_The request_. Extract the full set of records, then give each one again exactly.

Data excerpts:
....
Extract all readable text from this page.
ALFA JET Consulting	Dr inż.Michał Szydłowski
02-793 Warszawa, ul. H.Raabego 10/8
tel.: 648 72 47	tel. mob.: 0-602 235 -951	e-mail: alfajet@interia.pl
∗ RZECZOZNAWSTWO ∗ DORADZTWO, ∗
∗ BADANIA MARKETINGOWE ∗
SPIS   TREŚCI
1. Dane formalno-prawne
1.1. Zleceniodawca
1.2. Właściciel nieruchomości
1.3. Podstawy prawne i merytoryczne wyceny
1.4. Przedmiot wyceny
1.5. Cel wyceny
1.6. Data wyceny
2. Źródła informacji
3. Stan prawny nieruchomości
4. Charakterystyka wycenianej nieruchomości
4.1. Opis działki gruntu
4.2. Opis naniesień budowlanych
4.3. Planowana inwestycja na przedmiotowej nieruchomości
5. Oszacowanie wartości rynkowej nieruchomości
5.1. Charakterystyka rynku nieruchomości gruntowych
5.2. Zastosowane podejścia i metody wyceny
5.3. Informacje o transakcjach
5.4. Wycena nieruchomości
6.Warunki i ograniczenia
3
....
_Solution to this task_.
Extract all readable text from this page.
ALFA JET Consulting	Dr inż.Michał Szydłowski
02-793 Warszawa, ul. H.Raabego 10/8
tel.: 648 72 47	tel. mob.: 0-602 235 -951	e-mail: alfajet@interia.pl
∗ RZECZOZNAWSTWO ∗ DORADZTWO, ∗
∗ BADANIA MARKETINGOWE ∗
SPIS   TREŚCI
1. Dane formalno-prawne
1.1. Zleceniodawca
1.2. Właściciel nieruchomości
1.3. Podstawy prawne i merytoryczne wyceny
1.4. Przedmiot wyceny
1.5. Cel wyceny
1.6. Data wyceny
2. Źródła informacji
3. Stan prawny nieruchomości
4. Charakterystyka wycenianej nieruchomości
4.1. Opis działki gruntu
4.2. Opis naniesień budowlanych
4.3. Planowana inwestycja na przedmiotowej nieruchomości
5. Oszacowanie wartości rynkowej nieruchomości
5.1. Charakterystyka rynku nieruchomości gruntowych
5.2. Zastosowane podejścia i metody wyceny
5.3. Informacje o transakcjach
5.4. Wycena nieruchomości
6.Warunki i ograniczenia
3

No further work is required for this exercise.